## TASK PROMPT
Your answer should be one number: the count of lines in these entries that hold the word "structure".

## SUPPLIED DATA

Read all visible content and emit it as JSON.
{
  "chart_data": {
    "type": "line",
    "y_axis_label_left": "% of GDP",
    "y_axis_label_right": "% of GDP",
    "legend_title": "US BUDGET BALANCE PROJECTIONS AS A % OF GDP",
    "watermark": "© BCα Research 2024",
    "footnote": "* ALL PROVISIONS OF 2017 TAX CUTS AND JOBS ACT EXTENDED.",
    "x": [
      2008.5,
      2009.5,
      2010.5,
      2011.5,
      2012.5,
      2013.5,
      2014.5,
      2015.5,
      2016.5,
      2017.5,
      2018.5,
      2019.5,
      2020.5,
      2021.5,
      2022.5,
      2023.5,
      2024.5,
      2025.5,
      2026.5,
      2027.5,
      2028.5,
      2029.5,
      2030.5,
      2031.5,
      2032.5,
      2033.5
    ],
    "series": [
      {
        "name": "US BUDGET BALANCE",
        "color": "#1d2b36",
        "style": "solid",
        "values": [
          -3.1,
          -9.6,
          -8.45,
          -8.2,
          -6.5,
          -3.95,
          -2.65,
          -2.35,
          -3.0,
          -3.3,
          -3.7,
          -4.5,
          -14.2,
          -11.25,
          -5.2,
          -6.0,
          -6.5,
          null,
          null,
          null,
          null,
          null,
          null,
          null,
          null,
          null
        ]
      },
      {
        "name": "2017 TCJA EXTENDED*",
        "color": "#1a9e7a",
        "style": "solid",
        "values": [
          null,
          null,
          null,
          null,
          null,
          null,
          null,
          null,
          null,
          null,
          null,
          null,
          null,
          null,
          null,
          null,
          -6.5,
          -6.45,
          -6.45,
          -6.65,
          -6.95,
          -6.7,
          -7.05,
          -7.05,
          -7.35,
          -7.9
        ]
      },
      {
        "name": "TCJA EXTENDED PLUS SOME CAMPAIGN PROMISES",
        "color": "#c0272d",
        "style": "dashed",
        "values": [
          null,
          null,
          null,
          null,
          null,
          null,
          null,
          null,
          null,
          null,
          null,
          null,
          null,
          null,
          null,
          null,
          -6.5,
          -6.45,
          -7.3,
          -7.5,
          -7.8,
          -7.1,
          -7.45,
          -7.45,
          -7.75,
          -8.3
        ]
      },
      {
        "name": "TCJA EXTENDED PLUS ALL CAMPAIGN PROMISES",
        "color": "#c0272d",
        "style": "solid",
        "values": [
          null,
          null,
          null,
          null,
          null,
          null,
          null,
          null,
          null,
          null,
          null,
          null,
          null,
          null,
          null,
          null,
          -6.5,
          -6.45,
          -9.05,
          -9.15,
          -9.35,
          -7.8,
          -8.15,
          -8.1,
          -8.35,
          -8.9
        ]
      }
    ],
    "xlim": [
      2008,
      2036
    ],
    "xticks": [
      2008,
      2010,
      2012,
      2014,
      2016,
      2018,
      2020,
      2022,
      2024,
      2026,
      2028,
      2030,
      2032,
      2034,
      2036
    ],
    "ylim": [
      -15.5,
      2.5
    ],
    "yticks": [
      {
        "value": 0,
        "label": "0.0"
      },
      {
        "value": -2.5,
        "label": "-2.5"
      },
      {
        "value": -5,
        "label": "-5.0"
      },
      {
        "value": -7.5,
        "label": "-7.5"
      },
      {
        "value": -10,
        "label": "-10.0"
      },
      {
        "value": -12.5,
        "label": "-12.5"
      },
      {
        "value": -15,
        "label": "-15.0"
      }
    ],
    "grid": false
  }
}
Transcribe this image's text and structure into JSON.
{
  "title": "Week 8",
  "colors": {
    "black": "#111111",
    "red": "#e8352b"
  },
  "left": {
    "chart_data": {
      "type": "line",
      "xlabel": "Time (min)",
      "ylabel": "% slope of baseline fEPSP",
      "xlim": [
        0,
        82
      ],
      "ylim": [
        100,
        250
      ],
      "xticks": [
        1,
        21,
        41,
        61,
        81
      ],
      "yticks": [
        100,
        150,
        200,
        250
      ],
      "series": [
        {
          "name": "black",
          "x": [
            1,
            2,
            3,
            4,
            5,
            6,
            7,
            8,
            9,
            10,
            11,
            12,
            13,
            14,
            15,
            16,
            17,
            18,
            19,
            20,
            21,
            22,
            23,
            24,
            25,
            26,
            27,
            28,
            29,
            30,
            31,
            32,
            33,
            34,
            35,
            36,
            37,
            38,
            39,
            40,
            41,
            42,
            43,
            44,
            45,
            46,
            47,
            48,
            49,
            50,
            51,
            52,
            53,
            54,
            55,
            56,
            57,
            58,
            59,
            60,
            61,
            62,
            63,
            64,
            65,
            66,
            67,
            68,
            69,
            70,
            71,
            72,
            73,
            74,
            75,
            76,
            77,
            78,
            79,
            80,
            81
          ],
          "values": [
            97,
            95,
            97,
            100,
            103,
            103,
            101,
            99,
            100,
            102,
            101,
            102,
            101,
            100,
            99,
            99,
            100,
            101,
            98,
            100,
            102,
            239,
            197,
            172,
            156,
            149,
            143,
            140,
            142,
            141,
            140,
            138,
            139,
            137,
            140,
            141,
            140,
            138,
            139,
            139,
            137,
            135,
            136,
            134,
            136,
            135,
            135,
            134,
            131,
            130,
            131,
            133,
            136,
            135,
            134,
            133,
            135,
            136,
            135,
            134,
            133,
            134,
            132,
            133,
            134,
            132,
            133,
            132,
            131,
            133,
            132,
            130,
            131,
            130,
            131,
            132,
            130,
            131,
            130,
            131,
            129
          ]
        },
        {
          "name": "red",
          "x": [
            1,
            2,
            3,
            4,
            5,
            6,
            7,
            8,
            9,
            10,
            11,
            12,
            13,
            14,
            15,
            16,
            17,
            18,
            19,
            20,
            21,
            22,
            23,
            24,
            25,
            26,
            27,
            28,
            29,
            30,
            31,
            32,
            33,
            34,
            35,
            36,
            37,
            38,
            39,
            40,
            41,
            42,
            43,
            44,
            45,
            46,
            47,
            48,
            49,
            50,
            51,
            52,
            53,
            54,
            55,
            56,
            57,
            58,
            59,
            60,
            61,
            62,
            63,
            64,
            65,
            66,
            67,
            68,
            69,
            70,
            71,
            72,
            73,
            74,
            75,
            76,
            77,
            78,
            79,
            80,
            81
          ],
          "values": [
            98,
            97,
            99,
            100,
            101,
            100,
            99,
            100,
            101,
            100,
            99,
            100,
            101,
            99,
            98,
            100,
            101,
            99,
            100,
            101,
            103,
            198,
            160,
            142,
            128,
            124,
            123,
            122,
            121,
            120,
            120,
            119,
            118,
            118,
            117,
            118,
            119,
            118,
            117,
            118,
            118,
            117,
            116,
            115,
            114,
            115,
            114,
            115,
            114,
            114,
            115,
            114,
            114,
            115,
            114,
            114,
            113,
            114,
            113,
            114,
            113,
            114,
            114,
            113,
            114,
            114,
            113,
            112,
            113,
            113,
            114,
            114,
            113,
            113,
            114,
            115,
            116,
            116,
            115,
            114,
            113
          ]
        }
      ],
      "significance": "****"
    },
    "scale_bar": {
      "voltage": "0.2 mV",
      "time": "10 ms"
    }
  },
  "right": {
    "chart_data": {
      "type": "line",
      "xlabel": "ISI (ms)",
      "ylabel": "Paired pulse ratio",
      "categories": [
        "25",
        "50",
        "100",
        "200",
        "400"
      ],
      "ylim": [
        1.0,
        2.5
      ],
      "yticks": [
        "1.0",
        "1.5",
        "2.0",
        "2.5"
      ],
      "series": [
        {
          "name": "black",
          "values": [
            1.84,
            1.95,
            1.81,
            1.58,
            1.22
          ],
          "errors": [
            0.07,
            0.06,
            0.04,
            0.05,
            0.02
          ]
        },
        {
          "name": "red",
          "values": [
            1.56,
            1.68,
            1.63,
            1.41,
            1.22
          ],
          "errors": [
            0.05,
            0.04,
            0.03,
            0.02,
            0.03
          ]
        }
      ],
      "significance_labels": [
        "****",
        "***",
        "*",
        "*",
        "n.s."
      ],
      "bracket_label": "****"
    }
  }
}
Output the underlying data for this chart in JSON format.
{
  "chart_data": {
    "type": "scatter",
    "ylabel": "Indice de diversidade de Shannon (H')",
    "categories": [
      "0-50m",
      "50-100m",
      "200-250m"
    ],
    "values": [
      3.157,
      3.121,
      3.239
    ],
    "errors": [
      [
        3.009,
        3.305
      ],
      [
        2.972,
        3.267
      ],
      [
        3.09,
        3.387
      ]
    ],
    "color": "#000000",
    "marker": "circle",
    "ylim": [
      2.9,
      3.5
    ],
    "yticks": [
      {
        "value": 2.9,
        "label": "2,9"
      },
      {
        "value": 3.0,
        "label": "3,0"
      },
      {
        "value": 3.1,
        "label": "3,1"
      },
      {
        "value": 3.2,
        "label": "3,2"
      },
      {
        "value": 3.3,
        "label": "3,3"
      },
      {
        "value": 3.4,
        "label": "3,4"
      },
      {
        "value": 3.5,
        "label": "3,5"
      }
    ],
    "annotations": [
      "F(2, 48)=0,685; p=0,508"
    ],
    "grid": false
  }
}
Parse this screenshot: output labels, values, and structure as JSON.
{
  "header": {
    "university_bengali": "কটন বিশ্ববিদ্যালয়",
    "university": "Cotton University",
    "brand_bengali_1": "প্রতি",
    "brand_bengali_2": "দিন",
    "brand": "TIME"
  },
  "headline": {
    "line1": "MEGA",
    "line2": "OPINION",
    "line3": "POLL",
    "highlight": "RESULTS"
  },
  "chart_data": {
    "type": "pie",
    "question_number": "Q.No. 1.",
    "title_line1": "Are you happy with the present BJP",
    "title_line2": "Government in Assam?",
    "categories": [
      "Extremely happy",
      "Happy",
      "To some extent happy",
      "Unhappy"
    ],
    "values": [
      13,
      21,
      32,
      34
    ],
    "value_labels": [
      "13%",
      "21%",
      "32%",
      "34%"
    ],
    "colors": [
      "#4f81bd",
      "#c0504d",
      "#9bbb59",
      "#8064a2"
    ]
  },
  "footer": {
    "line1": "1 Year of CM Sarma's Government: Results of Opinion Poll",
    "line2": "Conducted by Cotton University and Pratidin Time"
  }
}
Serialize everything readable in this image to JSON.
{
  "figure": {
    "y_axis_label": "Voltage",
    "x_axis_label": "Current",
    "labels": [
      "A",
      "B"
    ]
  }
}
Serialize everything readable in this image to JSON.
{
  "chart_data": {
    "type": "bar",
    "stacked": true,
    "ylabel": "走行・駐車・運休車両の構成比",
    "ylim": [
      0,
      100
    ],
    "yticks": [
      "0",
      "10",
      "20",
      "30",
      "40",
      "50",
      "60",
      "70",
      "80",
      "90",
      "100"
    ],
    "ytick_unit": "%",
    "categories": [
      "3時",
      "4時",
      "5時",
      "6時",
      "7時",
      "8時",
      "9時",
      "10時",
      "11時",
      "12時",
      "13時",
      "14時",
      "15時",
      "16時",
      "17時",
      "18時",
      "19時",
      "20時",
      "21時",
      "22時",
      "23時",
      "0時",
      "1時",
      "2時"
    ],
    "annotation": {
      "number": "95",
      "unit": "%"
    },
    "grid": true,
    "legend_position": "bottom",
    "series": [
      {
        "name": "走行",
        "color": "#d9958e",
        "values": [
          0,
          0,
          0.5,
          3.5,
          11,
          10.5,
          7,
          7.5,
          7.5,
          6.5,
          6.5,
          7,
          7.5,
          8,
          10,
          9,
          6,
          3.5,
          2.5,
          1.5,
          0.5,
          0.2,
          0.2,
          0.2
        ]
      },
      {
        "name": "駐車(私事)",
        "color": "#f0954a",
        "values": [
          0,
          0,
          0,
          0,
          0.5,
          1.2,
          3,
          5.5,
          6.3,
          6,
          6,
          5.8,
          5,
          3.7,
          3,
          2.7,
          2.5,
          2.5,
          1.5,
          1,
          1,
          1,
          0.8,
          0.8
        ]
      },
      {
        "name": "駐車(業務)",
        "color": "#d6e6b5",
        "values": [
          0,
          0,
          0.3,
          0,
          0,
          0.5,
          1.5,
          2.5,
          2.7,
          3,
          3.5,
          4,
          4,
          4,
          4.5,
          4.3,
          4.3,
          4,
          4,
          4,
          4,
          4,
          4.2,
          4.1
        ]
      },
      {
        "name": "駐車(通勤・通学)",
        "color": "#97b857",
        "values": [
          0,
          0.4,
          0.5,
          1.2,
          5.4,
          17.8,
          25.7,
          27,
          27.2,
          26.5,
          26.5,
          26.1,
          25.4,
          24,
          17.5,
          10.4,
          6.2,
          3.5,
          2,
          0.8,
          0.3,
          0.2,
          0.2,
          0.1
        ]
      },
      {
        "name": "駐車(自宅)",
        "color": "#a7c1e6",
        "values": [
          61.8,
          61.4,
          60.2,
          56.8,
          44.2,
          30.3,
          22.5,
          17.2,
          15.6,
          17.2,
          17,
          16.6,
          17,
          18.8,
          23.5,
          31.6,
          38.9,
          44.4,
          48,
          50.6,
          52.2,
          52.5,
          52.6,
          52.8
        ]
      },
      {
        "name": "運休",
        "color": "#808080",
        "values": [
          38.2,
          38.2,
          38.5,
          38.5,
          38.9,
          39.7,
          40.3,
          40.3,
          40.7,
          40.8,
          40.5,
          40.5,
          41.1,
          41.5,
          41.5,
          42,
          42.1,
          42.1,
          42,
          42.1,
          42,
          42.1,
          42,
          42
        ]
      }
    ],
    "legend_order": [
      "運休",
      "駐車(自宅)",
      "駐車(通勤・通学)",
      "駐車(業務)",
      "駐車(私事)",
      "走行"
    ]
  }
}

## TASK RESPONSE
2